→ **INSTRUCTION**
Extract every line from the records below that contains the word "this".

Records
— Start —
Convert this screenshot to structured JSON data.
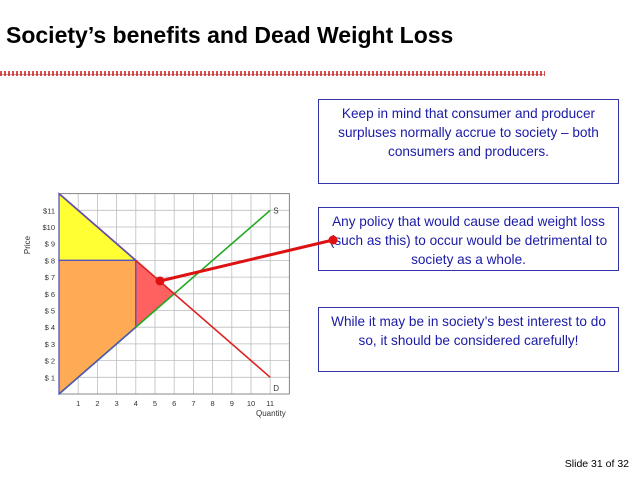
{
  "title": "Society’s benefits and Dead Weight Loss",
  "notes": [
    "Keep in mind that consumer and producer surpluses normally accrue to society – both consumers and producers.",
    "Any policy that would cause dead weight loss (such as this) to occur would be detrimental to society as a whole.",
    "While it may be in society’s best interest to do so, it should be considered carefully!"
  ],
  "slide_number": "Slide 31 of 32",
  "chart": {
    "y_axis_label": "Price",
    "x_axis_label": "Quantity",
    "y_ticks": [
      "$ 1",
      "$ 2",
      "$ 3",
      "$ 4",
      "$ 5",
      "$ 6",
      "$ 7",
      "$ 8",
      "$ 9",
      "$10",
      "$11"
    ],
    "x_ticks": [
      "1",
      "2",
      "3",
      "4",
      "5",
      "6",
      "7",
      "8",
      "9",
      "10",
      "11"
    ],
    "supply_label": "S",
    "demand_label": "D",
    "supply": {
      "from": [
        0,
        0
      ],
      "to": [
        11,
        11
      ]
    },
    "demand": {
      "from": [
        0,
        12
      ],
      "to": [
        11,
        1
      ]
    },
    "quantity_limit": 4,
    "regions": {
      "consumer_surplus": {
        "color": "#ffff33",
        "points": [
          [
            0,
            12
          ],
          [
            4,
            8
          ],
          [
            0,
            8
          ]
        ]
      },
      "producer_surplus": {
        "color": "#ffaa55",
        "points": [
          [
            0,
            8
          ],
          [
            4,
            8
          ],
          [
            4,
            4
          ],
          [
            0,
            0
          ]
        ]
      },
      "dead_weight_loss": {
        "color": "#ff6060",
        "points": [
          [
            4,
            8
          ],
          [
            4,
            4
          ],
          [
            6,
            6
          ]
        ]
      }
    },
    "colors": {
      "supply": "#22aa22",
      "demand": "#dd2222",
      "outline": "#5555bb",
      "grid": "#bdbdbd"
    }
  },
  "pointer_color": "#dd1111"
}
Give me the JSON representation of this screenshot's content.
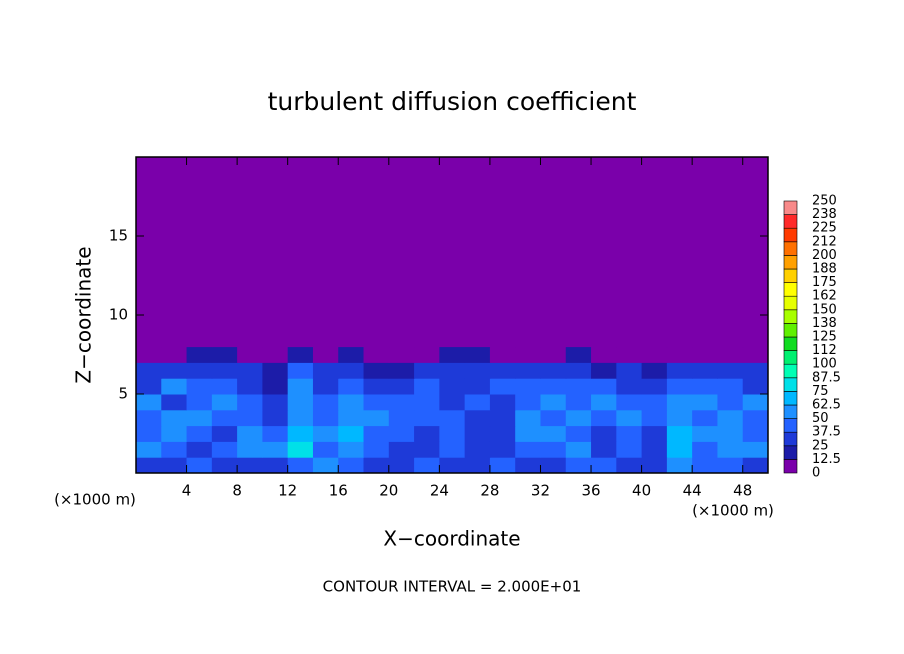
{
  "chart_data": {
    "type": "heatmap",
    "title": "turbulent diffusion coefficient",
    "x_label": "X−coordinate",
    "y_label": "Z−coordinate",
    "x_unit": "(×1000 m)",
    "footer": "CONTOUR INTERVAL = 2.000E+01",
    "xlim": [
      0,
      50
    ],
    "ylim": [
      0,
      20
    ],
    "xticks": [
      4,
      8,
      12,
      16,
      20,
      24,
      28,
      32,
      36,
      40,
      44,
      48
    ],
    "yticks": [
      5,
      10,
      15
    ],
    "xbins": [
      0,
      2,
      4,
      6,
      8,
      10,
      12,
      14,
      16,
      18,
      20,
      22,
      24,
      26,
      28,
      30,
      32,
      34,
      36,
      38,
      40,
      42,
      44,
      46,
      48,
      50
    ],
    "ybins": [
      0,
      1,
      2,
      3,
      4,
      5,
      6,
      7,
      8,
      20
    ],
    "z": [
      [
        30,
        35,
        40,
        30,
        25,
        30,
        45,
        60,
        40,
        30,
        35,
        40,
        30,
        35,
        40,
        30,
        35,
        40,
        45,
        30,
        35,
        60,
        40,
        45,
        30
      ],
      [
        55,
        45,
        35,
        40,
        50,
        60,
        80,
        45,
        60,
        40,
        35,
        30,
        40,
        30,
        35,
        45,
        40,
        55,
        30,
        40,
        30,
        65,
        45,
        50,
        55
      ],
      [
        45,
        60,
        40,
        35,
        55,
        40,
        70,
        50,
        65,
        45,
        40,
        35,
        45,
        25,
        30,
        50,
        55,
        40,
        35,
        45,
        35,
        70,
        50,
        60,
        45
      ],
      [
        40,
        50,
        55,
        40,
        45,
        35,
        60,
        45,
        55,
        50,
        45,
        40,
        40,
        35,
        30,
        55,
        45,
        50,
        40,
        55,
        45,
        60,
        45,
        50,
        40
      ],
      [
        50,
        35,
        45,
        55,
        40,
        25,
        55,
        40,
        60,
        45,
        40,
        45,
        35,
        40,
        35,
        45,
        55,
        45,
        50,
        45,
        40,
        55,
        50,
        40,
        55
      ],
      [
        35,
        50,
        40,
        45,
        30,
        20,
        50,
        35,
        45,
        30,
        35,
        40,
        30,
        35,
        40,
        40,
        45,
        40,
        40,
        35,
        30,
        45,
        40,
        45,
        35
      ],
      [
        25,
        35,
        30,
        35,
        25,
        15,
        40,
        30,
        35,
        20,
        20,
        30,
        25,
        25,
        30,
        25,
        35,
        35,
        20,
        25,
        20,
        35,
        30,
        30,
        25
      ],
      [
        0,
        10,
        15,
        20,
        5,
        0,
        20,
        10,
        20,
        0,
        0,
        5,
        15,
        15,
        10,
        0,
        10,
        15,
        5,
        0,
        0,
        10,
        5,
        5,
        0
      ],
      [
        0,
        0,
        0,
        0,
        0,
        0,
        0,
        0,
        0,
        0,
        0,
        0,
        0,
        0,
        0,
        0,
        0,
        0,
        0,
        0,
        0,
        0,
        0,
        0,
        0
      ]
    ],
    "levels": [
      0,
      12.5,
      25,
      37.5,
      50,
      62.5,
      75,
      87.5,
      100,
      {
        "value": 112.5,
        "label": "112"
      },
      125,
      {
        "value": 137.5,
        "label": "138"
      },
      150,
      {
        "value": 162.5,
        "label": "162"
      },
      175,
      {
        "value": 187.5,
        "label": "188"
      },
      200,
      {
        "value": 212.5,
        "label": "212"
      },
      225,
      {
        "value": 237.5,
        "label": "238"
      },
      250
    ],
    "colors": [
      "#7a00aa",
      "#1c1ca8",
      "#1e3ad8",
      "#2462ff",
      "#1e90ff",
      "#00b8ff",
      "#00e0e8",
      "#00ffb4",
      "#00f070",
      "#10dc20",
      "#60f000",
      "#a8ff00",
      "#e6ff00",
      "#ffff00",
      "#ffd000",
      "#ffa000",
      "#ff7000",
      "#ff3a00",
      "#ff2a2a",
      "#f88a8a"
    ]
  }
}
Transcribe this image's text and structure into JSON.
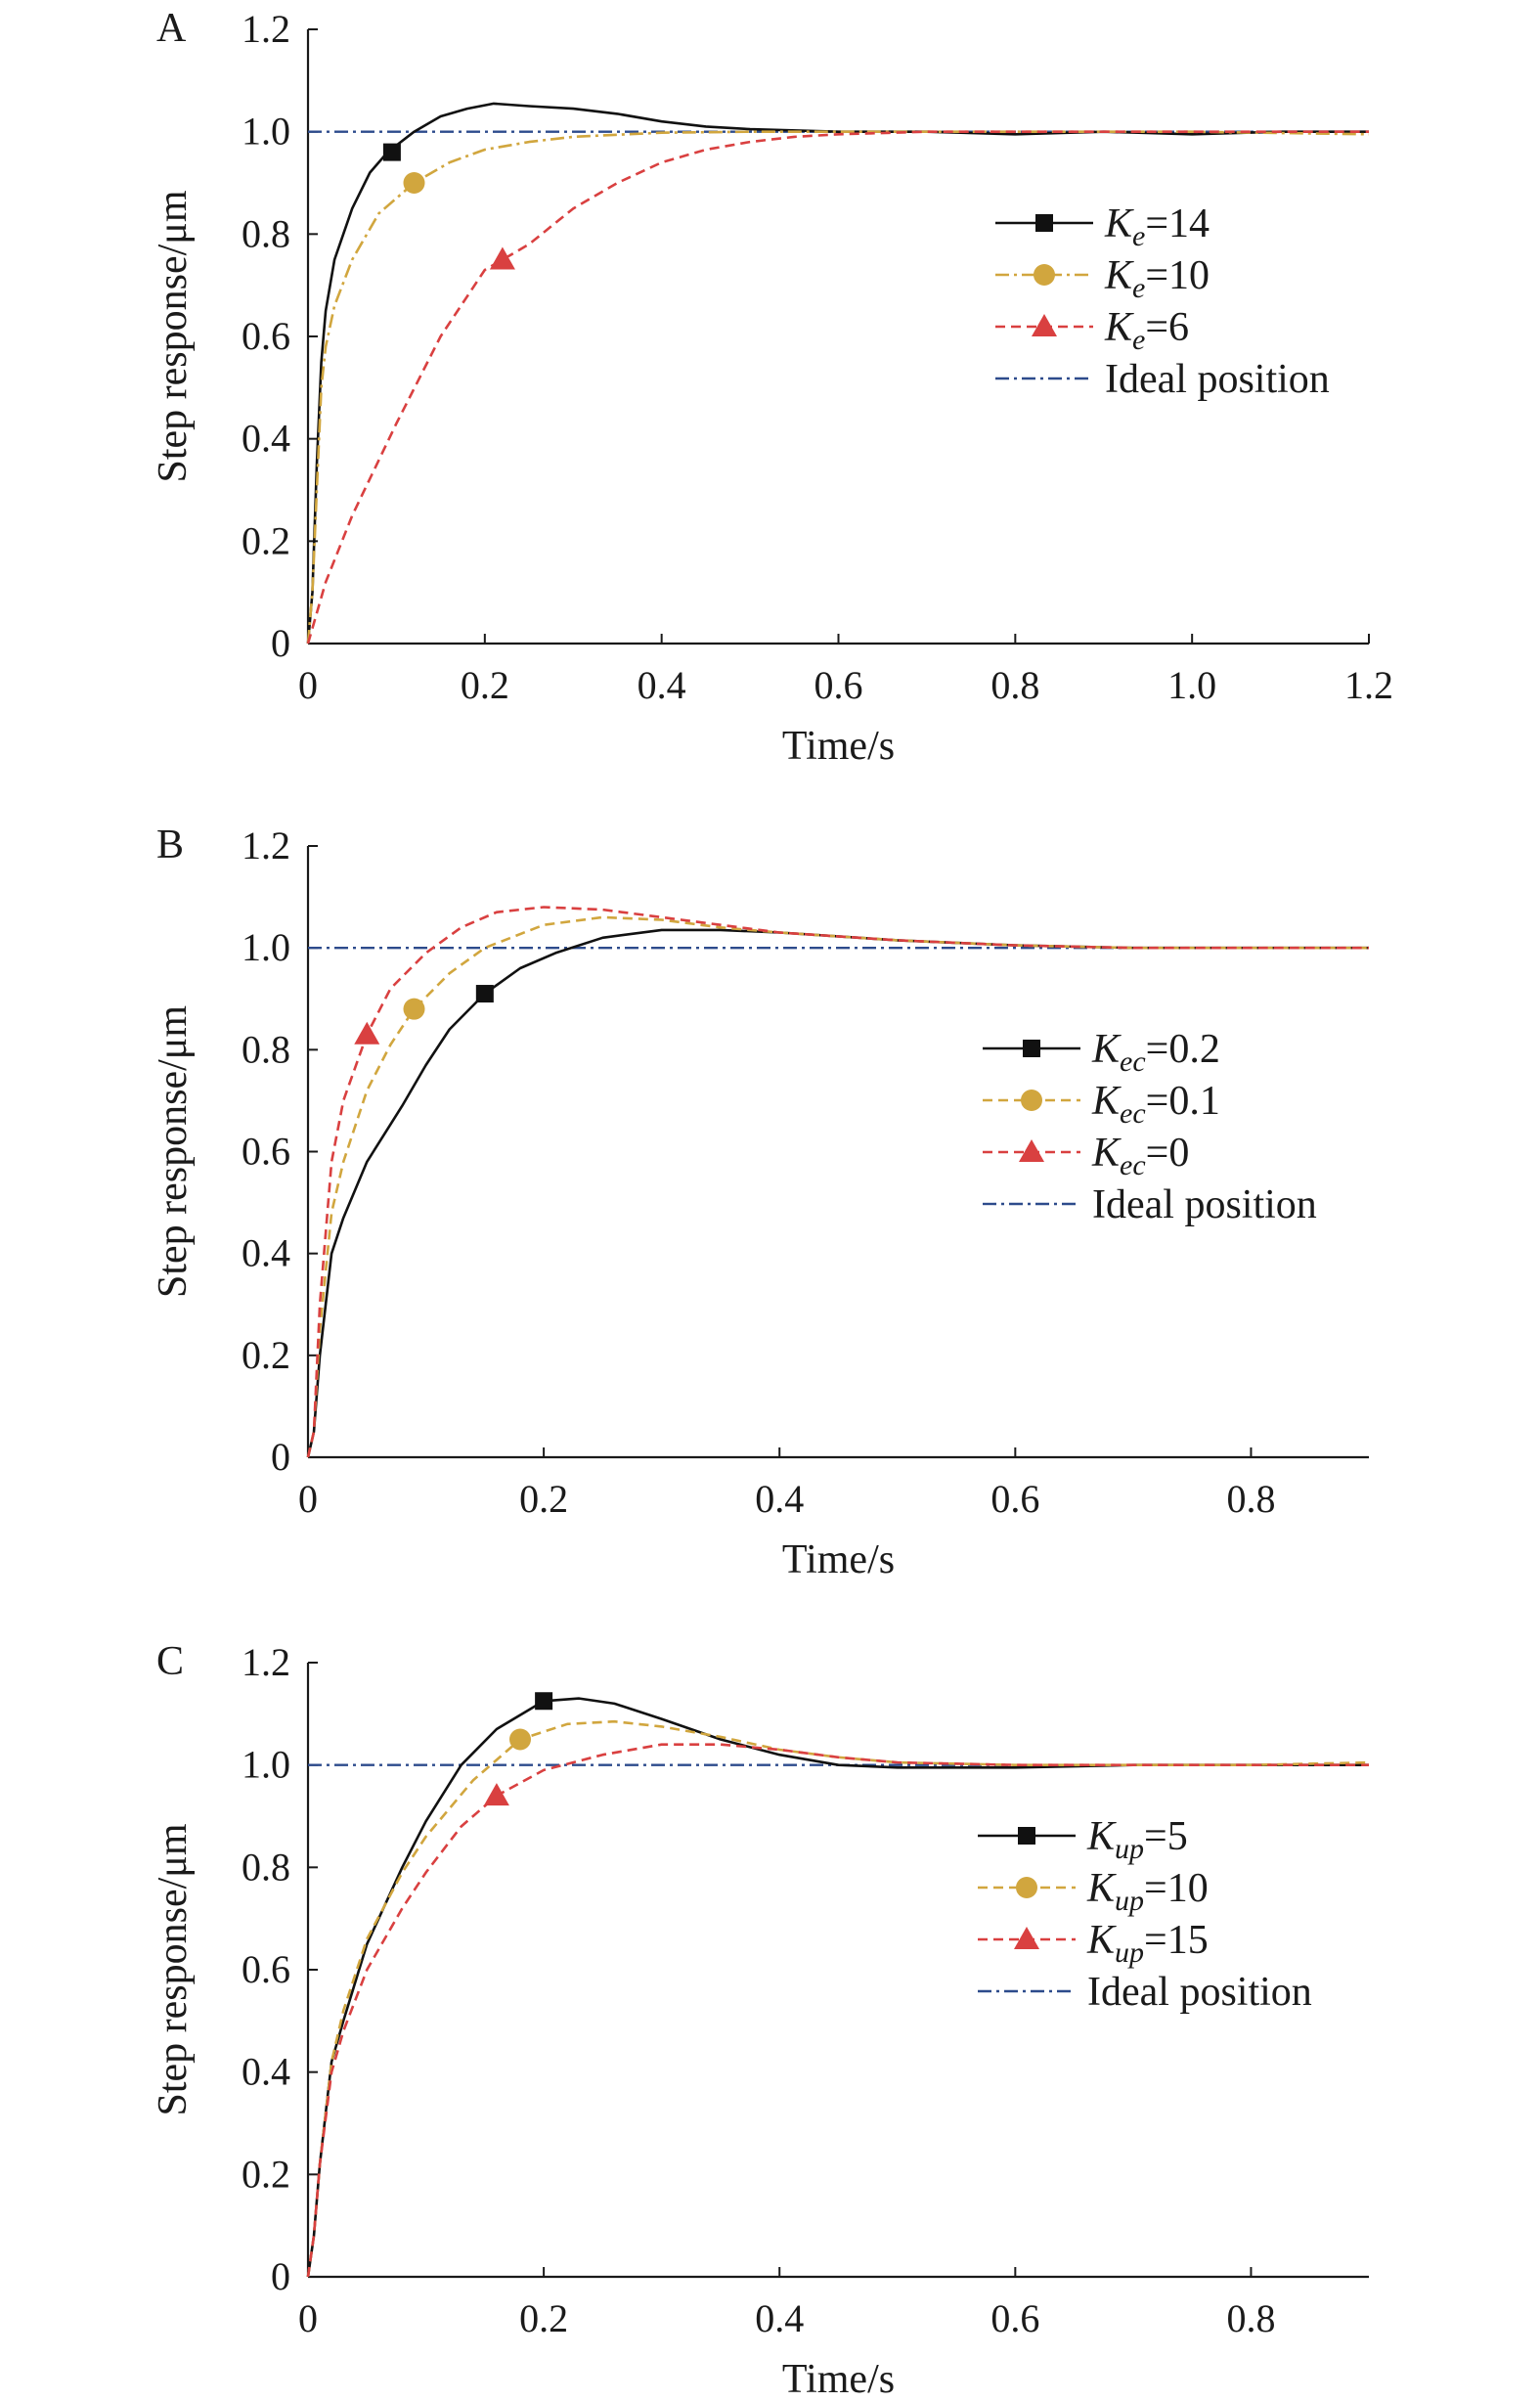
{
  "colors": {
    "axis": "#1a1a1a",
    "series_black": "#111111",
    "series_gold": "#d1a63e",
    "series_red": "#d94040",
    "ideal": "#2d4b8c"
  },
  "chart_data": [
    {
      "type": "line",
      "panel": "A",
      "xlabel": "Time/s",
      "ylabel": "Step response/μm",
      "xlim": [
        0,
        1.2
      ],
      "ylim": [
        0,
        1.2
      ],
      "xticks": [
        "0",
        "0.2",
        "0.4",
        "0.6",
        "0.8",
        "1.0",
        "1.2"
      ],
      "yticks": [
        "0",
        "0.2",
        "0.4",
        "0.6",
        "0.8",
        "1.0",
        "1.2"
      ],
      "legend_position": "right",
      "series": [
        {
          "key": "black",
          "name_main": "K",
          "name_sub": "e",
          "name_tail": "=14",
          "marker": "square",
          "style": "solid",
          "x": [
            0,
            0.005,
            0.01,
            0.015,
            0.02,
            0.03,
            0.05,
            0.07,
            0.09,
            0.12,
            0.15,
            0.18,
            0.21,
            0.25,
            0.3,
            0.35,
            0.4,
            0.45,
            0.5,
            0.6,
            0.7,
            0.8,
            0.9,
            1.0,
            1.1,
            1.2
          ],
          "y": [
            0,
            0.1,
            0.35,
            0.55,
            0.65,
            0.75,
            0.85,
            0.92,
            0.96,
            1.0,
            1.03,
            1.045,
            1.055,
            1.05,
            1.045,
            1.035,
            1.02,
            1.01,
            1.005,
            1.0,
            1.0,
            0.995,
            1.0,
            0.995,
            1.0,
            1.0
          ],
          "marker_at": [
            0.095,
            0.96
          ]
        },
        {
          "key": "gold",
          "name_main": "K",
          "name_sub": "e",
          "name_tail": "=10",
          "marker": "circle",
          "style": "dashdot",
          "x": [
            0,
            0.005,
            0.01,
            0.015,
            0.02,
            0.03,
            0.05,
            0.08,
            0.12,
            0.16,
            0.2,
            0.25,
            0.3,
            0.4,
            0.5,
            0.6,
            0.7,
            0.8,
            1.0,
            1.2
          ],
          "y": [
            0,
            0.1,
            0.3,
            0.5,
            0.58,
            0.66,
            0.75,
            0.84,
            0.9,
            0.94,
            0.965,
            0.98,
            0.99,
            0.998,
            1.0,
            1.0,
            1.0,
            1.0,
            1.0,
            0.995
          ],
          "marker_at": [
            0.12,
            0.9
          ]
        },
        {
          "key": "red",
          "name_main": "K",
          "name_sub": "e",
          "name_tail": "=6",
          "marker": "triangle",
          "style": "dashed",
          "x": [
            0,
            0.02,
            0.05,
            0.1,
            0.15,
            0.2,
            0.25,
            0.3,
            0.35,
            0.4,
            0.45,
            0.5,
            0.55,
            0.6,
            0.7,
            0.8,
            0.9,
            1.0,
            1.1,
            1.2
          ],
          "y": [
            0,
            0.12,
            0.25,
            0.43,
            0.6,
            0.73,
            0.78,
            0.85,
            0.9,
            0.94,
            0.965,
            0.98,
            0.99,
            0.995,
            1.0,
            1.0,
            1.0,
            1.0,
            1.0,
            1.0
          ],
          "marker_at": [
            0.22,
            0.75
          ]
        }
      ],
      "ideal": {
        "name": "Ideal position",
        "y": 1.0
      }
    },
    {
      "type": "line",
      "panel": "B",
      "xlabel": "Time/s",
      "ylabel": "Step response/μm",
      "xlim": [
        0,
        0.9
      ],
      "ylim": [
        0,
        1.2
      ],
      "xticks": [
        "0",
        "0.2",
        "0.4",
        "0.6",
        "0.8"
      ],
      "yticks": [
        "0",
        "0.2",
        "0.4",
        "0.6",
        "0.8",
        "1.0",
        "1.2"
      ],
      "legend_position": "right",
      "series": [
        {
          "key": "black",
          "name_main": "K",
          "name_sub": "ec",
          "name_tail": "=0.2",
          "marker": "square",
          "style": "solid",
          "x": [
            0,
            0.005,
            0.01,
            0.02,
            0.03,
            0.05,
            0.08,
            0.1,
            0.12,
            0.15,
            0.18,
            0.21,
            0.25,
            0.3,
            0.35,
            0.4,
            0.5,
            0.6,
            0.7,
            0.8,
            0.9
          ],
          "y": [
            0,
            0.05,
            0.2,
            0.4,
            0.47,
            0.58,
            0.69,
            0.77,
            0.84,
            0.91,
            0.96,
            0.99,
            1.02,
            1.035,
            1.035,
            1.03,
            1.015,
            1.005,
            1.0,
            1.0,
            1.0
          ],
          "marker_at": [
            0.15,
            0.91
          ]
        },
        {
          "key": "gold",
          "name_main": "K",
          "name_sub": "ec",
          "name_tail": "=0.1",
          "marker": "circle",
          "style": "dashed",
          "x": [
            0,
            0.005,
            0.01,
            0.02,
            0.03,
            0.05,
            0.07,
            0.09,
            0.12,
            0.15,
            0.2,
            0.25,
            0.3,
            0.35,
            0.4,
            0.5,
            0.6,
            0.7,
            0.8,
            0.9
          ],
          "y": [
            0,
            0.05,
            0.25,
            0.48,
            0.58,
            0.72,
            0.81,
            0.88,
            0.95,
            1.0,
            1.045,
            1.06,
            1.055,
            1.04,
            1.03,
            1.015,
            1.005,
            1.0,
            1.0,
            1.0
          ],
          "marker_at": [
            0.09,
            0.88
          ]
        },
        {
          "key": "red",
          "name_main": "K",
          "name_sub": "ec",
          "name_tail": "=0",
          "marker": "triangle",
          "style": "dashed",
          "x": [
            0,
            0.005,
            0.01,
            0.02,
            0.03,
            0.05,
            0.07,
            0.1,
            0.13,
            0.16,
            0.2,
            0.25,
            0.3,
            0.35,
            0.4,
            0.5,
            0.6,
            0.7,
            0.8,
            0.9
          ],
          "y": [
            0,
            0.05,
            0.3,
            0.58,
            0.7,
            0.83,
            0.92,
            0.99,
            1.04,
            1.07,
            1.08,
            1.075,
            1.06,
            1.045,
            1.03,
            1.015,
            1.005,
            1.0,
            1.0,
            1.0
          ],
          "marker_at": [
            0.05,
            0.83
          ]
        }
      ],
      "ideal": {
        "name": "Ideal position",
        "y": 1.0
      }
    },
    {
      "type": "line",
      "panel": "C",
      "xlabel": "Time/s",
      "ylabel": "Step response/μm",
      "xlim": [
        0,
        0.9
      ],
      "ylim": [
        0,
        1.2
      ],
      "xticks": [
        "0",
        "0.2",
        "0.4",
        "0.6",
        "0.8"
      ],
      "yticks": [
        "0",
        "0.2",
        "0.4",
        "0.6",
        "0.8",
        "1.0",
        "1.2"
      ],
      "legend_position": "right",
      "series": [
        {
          "key": "black",
          "name_main": "K",
          "name_sub": "up",
          "name_tail": "=5",
          "marker": "square",
          "style": "solid",
          "x": [
            0,
            0.005,
            0.01,
            0.02,
            0.03,
            0.05,
            0.08,
            0.1,
            0.13,
            0.16,
            0.2,
            0.23,
            0.26,
            0.3,
            0.35,
            0.4,
            0.45,
            0.5,
            0.6,
            0.7,
            0.8,
            0.9
          ],
          "y": [
            0,
            0.08,
            0.22,
            0.42,
            0.5,
            0.65,
            0.8,
            0.89,
            1.0,
            1.07,
            1.125,
            1.13,
            1.12,
            1.09,
            1.05,
            1.02,
            1.0,
            0.995,
            0.995,
            1.0,
            1.0,
            1.0
          ],
          "marker_at": [
            0.2,
            1.125
          ]
        },
        {
          "key": "gold",
          "name_main": "K",
          "name_sub": "up",
          "name_tail": "=10",
          "marker": "circle",
          "style": "dashed",
          "x": [
            0,
            0.005,
            0.01,
            0.02,
            0.03,
            0.05,
            0.08,
            0.1,
            0.14,
            0.18,
            0.22,
            0.26,
            0.3,
            0.35,
            0.4,
            0.45,
            0.5,
            0.6,
            0.7,
            0.8,
            0.9
          ],
          "y": [
            0,
            0.08,
            0.22,
            0.42,
            0.52,
            0.66,
            0.79,
            0.86,
            0.97,
            1.05,
            1.08,
            1.085,
            1.075,
            1.055,
            1.03,
            1.015,
            1.005,
            1.0,
            1.0,
            1.0,
            1.005
          ],
          "marker_at": [
            0.18,
            1.05
          ]
        },
        {
          "key": "red",
          "name_main": "K",
          "name_sub": "up",
          "name_tail": "=15",
          "marker": "triangle",
          "style": "dashed",
          "x": [
            0,
            0.005,
            0.01,
            0.02,
            0.03,
            0.05,
            0.08,
            0.1,
            0.13,
            0.16,
            0.2,
            0.25,
            0.3,
            0.35,
            0.4,
            0.45,
            0.5,
            0.6,
            0.7,
            0.8,
            0.9
          ],
          "y": [
            0,
            0.08,
            0.22,
            0.4,
            0.48,
            0.6,
            0.72,
            0.79,
            0.88,
            0.94,
            0.99,
            1.02,
            1.04,
            1.04,
            1.03,
            1.015,
            1.005,
            1.0,
            1.0,
            1.0,
            1.0
          ],
          "marker_at": [
            0.16,
            0.94
          ]
        }
      ],
      "ideal": {
        "name": "Ideal position",
        "y": 1.0
      }
    }
  ]
}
— End —
→ **FINAL RESULT**
Convert this screenshot to structured JSON data.
    "Any policy that would cause dead weight loss (such as this) to occur would be detrimental to society as a whole.",
Give me the JSON representation of this screenshot's content.
Transcribe this image's text and structure into JSON.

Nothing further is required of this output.